What to work on: Output every line below exactly.

(Entries with figure data)
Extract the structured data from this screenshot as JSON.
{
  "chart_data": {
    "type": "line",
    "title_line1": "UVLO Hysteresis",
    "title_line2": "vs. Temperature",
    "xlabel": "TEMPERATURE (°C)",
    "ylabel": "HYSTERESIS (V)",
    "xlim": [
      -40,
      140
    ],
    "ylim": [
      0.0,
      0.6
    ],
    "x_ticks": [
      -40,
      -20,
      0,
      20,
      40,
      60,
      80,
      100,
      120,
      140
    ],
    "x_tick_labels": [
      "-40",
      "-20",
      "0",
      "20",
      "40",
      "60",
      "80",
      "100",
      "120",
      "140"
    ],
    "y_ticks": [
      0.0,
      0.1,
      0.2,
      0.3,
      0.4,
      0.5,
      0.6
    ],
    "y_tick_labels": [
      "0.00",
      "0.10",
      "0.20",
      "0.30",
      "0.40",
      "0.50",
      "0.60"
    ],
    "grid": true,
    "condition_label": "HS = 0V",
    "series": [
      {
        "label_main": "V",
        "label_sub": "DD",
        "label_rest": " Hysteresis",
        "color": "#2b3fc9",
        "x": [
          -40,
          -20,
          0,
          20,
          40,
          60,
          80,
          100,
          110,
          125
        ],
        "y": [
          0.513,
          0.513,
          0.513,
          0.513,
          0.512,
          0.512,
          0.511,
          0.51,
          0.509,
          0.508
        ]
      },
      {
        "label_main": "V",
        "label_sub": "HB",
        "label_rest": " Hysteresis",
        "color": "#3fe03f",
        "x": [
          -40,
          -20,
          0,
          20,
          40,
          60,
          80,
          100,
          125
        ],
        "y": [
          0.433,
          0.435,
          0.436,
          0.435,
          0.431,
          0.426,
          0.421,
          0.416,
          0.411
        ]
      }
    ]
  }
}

Solution to the exercise:
Extract the structured data from this screenshot as JSON.
{
  "chart_data": {
    "type": "line",
    "title_line1": "UVLO Hysteresis",
    "title_line2": "vs. Temperature",
    "xlabel": "TEMPERATURE (°C)",
    "ylabel": "HYSTERESIS (V)",
    "xlim": [
      -40,
      140
    ],
    "ylim": [
      0.0,
      0.6
    ],
    "x_ticks": [
      -40,
      -20,
      0,
      20,
      40,
      60,
      80,
      100,
      120,
      140
    ],
    "x_tick_labels": [
      "-40",
      "-20",
      "0",
      "20",
      "40",
      "60",
      "80",
      "100",
      "120",
      "140"
    ],
    "y_ticks": [
      0.0,
      0.1,
      0.2,
      0.3,
      0.4,
      0.5,
      0.6
    ],
    "y_tick_labels": [
      "0.00",
      "0.10",
      "0.20",
      "0.30",
      "0.40",
      "0.50",
      "0.60"
    ],
    "grid": true,
    "condition_label": "HS = 0V",
    "series": [
      {
        "label_main": "V",
        "label_sub": "DD",
        "label_rest": " Hysteresis",
        "color": "#2b3fc9",
        "x": [
          -40,
          -20,
          0,
          20,
          40,
          60,
          80,
          100,
          110,
          125
        ],
        "y": [
          0.513,
          0.513,
          0.513,
          0.513,
          0.512,
          0.512,
          0.511,
          0.51,
          0.509,
          0.508
        ]
      },
      {
        "label_main": "V",
        "label_sub": "HB",
        "label_rest": " Hysteresis",
        "color": "#3fe03f",
        "x": [
          -40,
          -20,
          0,
          20,
          40,
          60,
          80,
          100,
          125
        ],
        "y": [
          0.433,
          0.435,
          0.436,
          0.435,
          0.431,
          0.426,
          0.421,
          0.416,
          0.411
        ]
      }
    ]
  }
}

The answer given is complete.